- **DIRECTIVE**: Please revise the rows below by changing "screenshot" to "capture" and keeping everything else the same. Leave out the pictures when you give the rows again.

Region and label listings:

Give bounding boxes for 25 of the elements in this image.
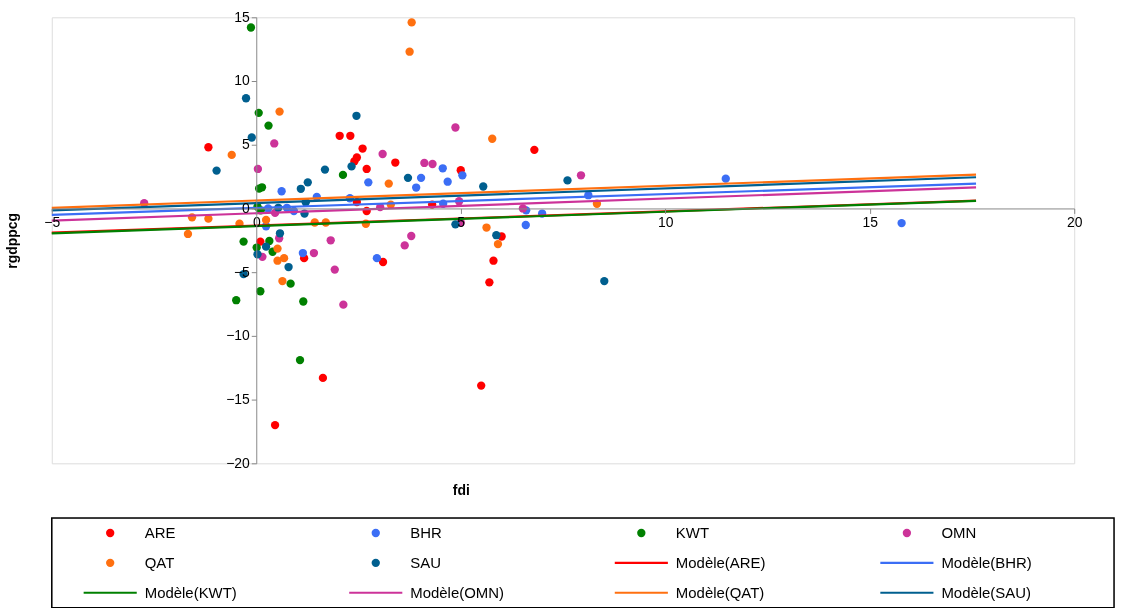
legend-label: QAT [144,553,175,571]
legend-label: Modèle(ARE) [675,553,766,571]
y-tick-label: −5 [233,263,251,280]
legend-label: Modèle(QAT) [675,583,765,601]
legend-label: Modèle(OMN) [410,583,505,601]
y-tick-label: 5 [242,136,251,153]
x-axis-title: fdi [452,481,470,498]
legend-label: BHR [410,523,443,541]
y-tick-label: 15 [234,8,251,25]
y-tick-label: −20 [226,454,251,471]
y-tick-label: 10 [234,72,251,89]
legend-label: ARE [144,523,176,541]
legend-label: Modèle(SAU) [941,583,1031,601]
legend-label: Modèle(KWT) [144,583,237,601]
y-tick-label: −10 [226,327,251,344]
legend-label: Modèle(BHR) [941,553,1032,571]
legend-label: SAU [410,553,441,571]
legend-label: KWT [675,523,709,541]
y-axis-title: rgdppcg [4,212,21,269]
x-tick-label: 10 [657,213,674,230]
legend-label: OMN [941,523,977,541]
x-tick-label: 15 [862,213,879,230]
x-tick-label: −5 [44,213,61,230]
y-tick-label: −15 [226,391,251,408]
x-tick-label: 20 [1066,213,1083,230]
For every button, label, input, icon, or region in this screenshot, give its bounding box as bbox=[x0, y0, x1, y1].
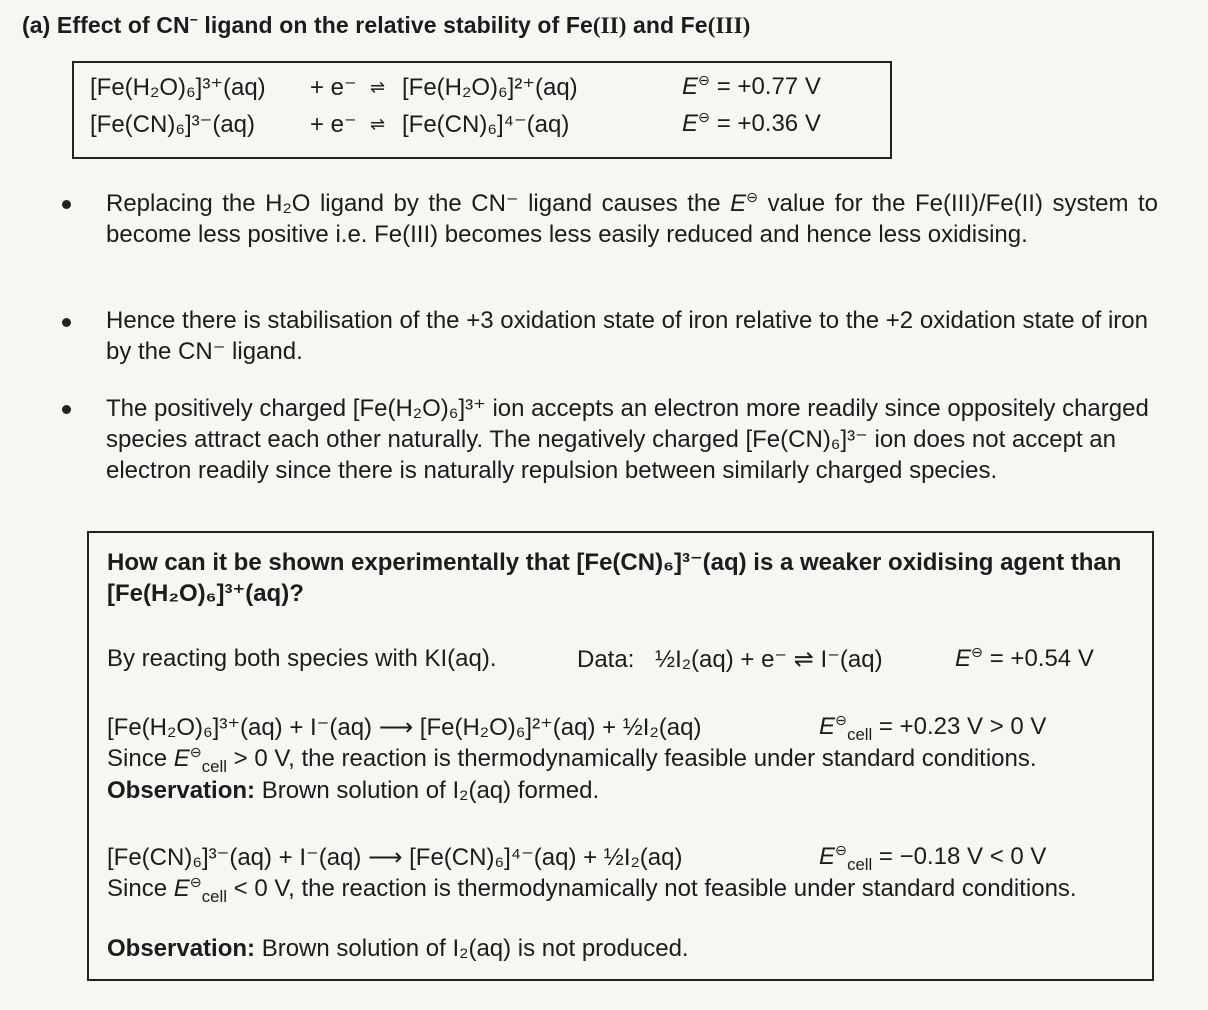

- **OUTPUT OF THE TASK**:
Give bounding boxes for 25 of the elements in this image.
legend-label: QAT [144,553,175,571]
legend-label: Modèle(ARE) [675,553,766,571]
y-tick-label: −5 [233,263,251,280]
legend-label: Modèle(QAT) [675,583,765,601]
legend-label: Modèle(OMN) [410,583,505,601]
y-tick-label: 5 [242,136,251,153]
x-axis-title: fdi [452,481,470,498]
legend-label: BHR [410,523,443,541]
y-tick-label: 15 [234,8,251,25]
y-tick-label: −20 [226,454,251,471]
y-tick-label: 10 [234,72,251,89]
legend-label: ARE [144,523,176,541]
legend-label: Modèle(SAU) [941,583,1031,601]
legend-label: Modèle(KWT) [144,583,237,601]
y-tick-label: −10 [226,327,251,344]
legend-label: Modèle(BHR) [941,553,1032,571]
legend-label: SAU [410,553,441,571]
legend-label: KWT [675,523,709,541]
y-axis-title: rgdppcg [4,212,21,269]
x-tick-label: 10 [657,213,674,230]
legend-label: OMN [941,523,977,541]
x-tick-label: 15 [862,213,879,230]
x-tick-label: −5 [44,213,61,230]
y-tick-label: −15 [226,391,251,408]
x-tick-label: 20 [1066,213,1083,230]
For every button, label, input, icon, or region in this capture, give its bounding box as bbox=[x0, y0, x1, y1].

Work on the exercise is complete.